▶ [Problem]
Using the listing below, select the lines with the word "częstotliwość" and copy them.

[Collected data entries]
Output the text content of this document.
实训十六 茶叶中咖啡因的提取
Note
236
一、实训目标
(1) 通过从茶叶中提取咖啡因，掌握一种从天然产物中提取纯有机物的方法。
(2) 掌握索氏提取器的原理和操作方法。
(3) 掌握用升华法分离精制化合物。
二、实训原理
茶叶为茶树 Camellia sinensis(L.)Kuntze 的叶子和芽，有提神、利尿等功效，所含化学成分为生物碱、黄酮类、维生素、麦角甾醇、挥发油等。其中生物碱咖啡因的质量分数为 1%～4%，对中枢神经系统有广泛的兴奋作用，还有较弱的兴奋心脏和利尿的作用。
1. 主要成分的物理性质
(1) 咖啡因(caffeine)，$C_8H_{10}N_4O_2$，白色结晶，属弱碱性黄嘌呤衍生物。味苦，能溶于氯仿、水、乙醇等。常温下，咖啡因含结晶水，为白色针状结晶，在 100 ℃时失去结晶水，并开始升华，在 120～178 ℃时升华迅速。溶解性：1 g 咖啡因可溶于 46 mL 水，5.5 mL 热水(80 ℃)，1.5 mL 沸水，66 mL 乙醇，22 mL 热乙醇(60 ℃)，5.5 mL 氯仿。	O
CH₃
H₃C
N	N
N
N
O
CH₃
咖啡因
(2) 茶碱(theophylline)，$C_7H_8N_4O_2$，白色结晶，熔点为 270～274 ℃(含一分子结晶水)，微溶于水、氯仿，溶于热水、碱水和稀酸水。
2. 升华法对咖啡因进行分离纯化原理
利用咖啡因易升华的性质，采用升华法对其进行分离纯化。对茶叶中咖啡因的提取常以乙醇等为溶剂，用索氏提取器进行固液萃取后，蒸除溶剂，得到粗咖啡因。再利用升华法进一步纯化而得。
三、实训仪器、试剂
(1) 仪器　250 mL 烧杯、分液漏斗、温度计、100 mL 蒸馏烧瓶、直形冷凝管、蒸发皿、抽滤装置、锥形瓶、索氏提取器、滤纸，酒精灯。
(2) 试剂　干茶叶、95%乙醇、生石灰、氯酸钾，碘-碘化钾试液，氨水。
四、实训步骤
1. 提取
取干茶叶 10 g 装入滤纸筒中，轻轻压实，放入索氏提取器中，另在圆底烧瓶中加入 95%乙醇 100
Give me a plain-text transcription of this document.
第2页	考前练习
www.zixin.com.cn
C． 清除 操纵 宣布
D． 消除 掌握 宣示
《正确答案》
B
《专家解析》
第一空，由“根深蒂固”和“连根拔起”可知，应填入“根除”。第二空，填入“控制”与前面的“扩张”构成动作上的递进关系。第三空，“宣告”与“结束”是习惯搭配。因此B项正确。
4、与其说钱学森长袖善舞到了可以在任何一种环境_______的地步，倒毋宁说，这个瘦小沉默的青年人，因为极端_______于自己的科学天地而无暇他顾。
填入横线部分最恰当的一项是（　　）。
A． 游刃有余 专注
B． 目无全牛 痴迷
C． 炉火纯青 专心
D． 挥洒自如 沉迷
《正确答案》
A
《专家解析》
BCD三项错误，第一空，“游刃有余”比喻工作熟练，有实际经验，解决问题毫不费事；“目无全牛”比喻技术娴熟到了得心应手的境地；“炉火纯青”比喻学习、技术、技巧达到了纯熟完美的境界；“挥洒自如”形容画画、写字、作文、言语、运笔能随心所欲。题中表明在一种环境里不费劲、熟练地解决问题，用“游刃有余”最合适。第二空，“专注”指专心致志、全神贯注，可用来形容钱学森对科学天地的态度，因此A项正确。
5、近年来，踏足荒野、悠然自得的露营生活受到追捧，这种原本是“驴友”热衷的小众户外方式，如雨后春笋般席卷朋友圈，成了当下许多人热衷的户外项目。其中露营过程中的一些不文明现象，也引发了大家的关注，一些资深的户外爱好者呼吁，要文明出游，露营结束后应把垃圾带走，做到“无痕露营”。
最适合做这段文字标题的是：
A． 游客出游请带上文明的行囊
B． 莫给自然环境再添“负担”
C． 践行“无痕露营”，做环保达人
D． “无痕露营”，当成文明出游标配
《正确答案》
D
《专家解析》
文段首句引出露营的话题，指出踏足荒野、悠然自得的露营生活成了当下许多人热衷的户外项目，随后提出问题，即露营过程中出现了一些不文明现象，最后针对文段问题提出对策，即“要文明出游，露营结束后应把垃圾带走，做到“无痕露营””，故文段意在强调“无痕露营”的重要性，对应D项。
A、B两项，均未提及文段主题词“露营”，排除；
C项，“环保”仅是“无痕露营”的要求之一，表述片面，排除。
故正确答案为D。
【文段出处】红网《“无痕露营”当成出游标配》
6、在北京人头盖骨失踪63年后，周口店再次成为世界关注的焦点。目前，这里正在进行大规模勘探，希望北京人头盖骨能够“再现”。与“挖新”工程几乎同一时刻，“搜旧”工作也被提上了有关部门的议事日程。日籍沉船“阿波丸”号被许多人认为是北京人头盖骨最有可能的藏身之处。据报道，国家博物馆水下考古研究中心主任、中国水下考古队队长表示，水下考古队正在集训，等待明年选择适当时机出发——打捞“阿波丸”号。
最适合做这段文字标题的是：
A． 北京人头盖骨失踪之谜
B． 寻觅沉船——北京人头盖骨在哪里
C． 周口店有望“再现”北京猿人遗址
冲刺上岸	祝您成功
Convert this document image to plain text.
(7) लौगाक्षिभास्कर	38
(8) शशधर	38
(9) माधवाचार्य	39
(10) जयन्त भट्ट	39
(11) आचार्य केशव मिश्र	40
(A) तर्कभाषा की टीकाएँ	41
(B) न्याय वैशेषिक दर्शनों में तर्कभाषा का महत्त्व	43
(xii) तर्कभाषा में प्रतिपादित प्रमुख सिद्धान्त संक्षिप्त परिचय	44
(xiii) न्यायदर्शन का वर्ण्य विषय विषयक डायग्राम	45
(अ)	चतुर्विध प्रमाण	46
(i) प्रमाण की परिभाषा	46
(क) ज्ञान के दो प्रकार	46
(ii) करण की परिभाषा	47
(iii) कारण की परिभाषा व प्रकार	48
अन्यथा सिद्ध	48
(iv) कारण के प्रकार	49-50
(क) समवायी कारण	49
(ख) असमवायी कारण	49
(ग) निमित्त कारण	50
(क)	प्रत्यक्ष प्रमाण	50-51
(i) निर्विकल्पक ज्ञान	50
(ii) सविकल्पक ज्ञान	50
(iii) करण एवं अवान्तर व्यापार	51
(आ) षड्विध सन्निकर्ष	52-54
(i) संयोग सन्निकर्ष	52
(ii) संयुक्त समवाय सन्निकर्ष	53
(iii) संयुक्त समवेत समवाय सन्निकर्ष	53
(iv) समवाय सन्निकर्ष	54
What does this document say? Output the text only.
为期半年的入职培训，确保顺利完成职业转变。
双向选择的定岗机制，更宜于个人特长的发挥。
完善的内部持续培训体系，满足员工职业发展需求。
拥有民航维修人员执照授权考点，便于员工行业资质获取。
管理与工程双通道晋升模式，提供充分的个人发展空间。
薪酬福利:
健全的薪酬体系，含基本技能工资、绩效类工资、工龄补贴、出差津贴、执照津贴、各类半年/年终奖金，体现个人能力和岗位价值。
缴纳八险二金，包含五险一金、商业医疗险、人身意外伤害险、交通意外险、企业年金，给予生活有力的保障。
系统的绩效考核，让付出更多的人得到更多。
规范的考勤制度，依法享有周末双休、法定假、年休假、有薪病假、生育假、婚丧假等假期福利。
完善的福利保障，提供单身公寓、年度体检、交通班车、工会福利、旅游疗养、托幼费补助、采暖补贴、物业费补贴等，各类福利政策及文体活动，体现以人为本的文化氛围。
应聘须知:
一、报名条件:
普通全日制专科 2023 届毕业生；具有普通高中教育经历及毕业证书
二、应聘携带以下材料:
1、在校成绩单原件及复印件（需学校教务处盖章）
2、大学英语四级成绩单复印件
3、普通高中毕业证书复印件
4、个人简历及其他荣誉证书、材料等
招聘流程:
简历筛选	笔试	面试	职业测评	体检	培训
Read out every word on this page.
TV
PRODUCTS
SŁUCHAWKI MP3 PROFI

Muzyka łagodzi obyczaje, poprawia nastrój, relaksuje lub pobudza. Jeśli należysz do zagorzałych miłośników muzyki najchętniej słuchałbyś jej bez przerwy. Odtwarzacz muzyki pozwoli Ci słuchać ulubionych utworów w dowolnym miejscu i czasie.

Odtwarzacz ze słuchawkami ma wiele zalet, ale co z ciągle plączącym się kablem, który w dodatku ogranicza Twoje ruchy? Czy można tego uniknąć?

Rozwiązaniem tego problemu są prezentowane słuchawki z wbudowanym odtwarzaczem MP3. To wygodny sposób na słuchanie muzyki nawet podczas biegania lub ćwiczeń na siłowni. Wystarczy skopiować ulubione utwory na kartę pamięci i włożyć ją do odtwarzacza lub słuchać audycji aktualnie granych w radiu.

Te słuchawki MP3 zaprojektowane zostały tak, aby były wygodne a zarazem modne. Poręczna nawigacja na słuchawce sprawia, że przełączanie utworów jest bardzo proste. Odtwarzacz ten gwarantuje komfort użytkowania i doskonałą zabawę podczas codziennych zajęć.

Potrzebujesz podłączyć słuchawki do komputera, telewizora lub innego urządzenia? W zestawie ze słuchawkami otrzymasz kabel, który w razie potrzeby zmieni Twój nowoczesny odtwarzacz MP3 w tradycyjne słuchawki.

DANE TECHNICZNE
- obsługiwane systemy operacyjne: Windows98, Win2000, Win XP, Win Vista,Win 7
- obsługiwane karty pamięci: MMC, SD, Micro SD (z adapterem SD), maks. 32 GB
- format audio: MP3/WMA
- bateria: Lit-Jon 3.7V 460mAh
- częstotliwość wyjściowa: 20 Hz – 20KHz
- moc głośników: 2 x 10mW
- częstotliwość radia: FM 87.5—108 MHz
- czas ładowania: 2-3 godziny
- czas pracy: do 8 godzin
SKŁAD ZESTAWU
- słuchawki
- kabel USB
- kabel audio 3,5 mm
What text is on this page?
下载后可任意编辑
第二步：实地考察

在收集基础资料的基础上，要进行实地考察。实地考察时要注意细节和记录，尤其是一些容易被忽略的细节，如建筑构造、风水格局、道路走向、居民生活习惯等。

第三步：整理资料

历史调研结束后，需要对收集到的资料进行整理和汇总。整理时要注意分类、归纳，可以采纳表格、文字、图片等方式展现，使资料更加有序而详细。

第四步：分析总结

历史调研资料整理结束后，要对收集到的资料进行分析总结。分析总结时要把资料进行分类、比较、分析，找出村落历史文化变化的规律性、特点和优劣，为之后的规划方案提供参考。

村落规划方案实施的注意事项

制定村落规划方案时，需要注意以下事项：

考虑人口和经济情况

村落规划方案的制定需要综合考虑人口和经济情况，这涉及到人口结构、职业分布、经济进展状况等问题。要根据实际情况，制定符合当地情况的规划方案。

▶ [Solution]
- częstotliwość wyjściowa: 20 Hz – 20KHz
- częstotliwość radia: FM 87.5—108 MHz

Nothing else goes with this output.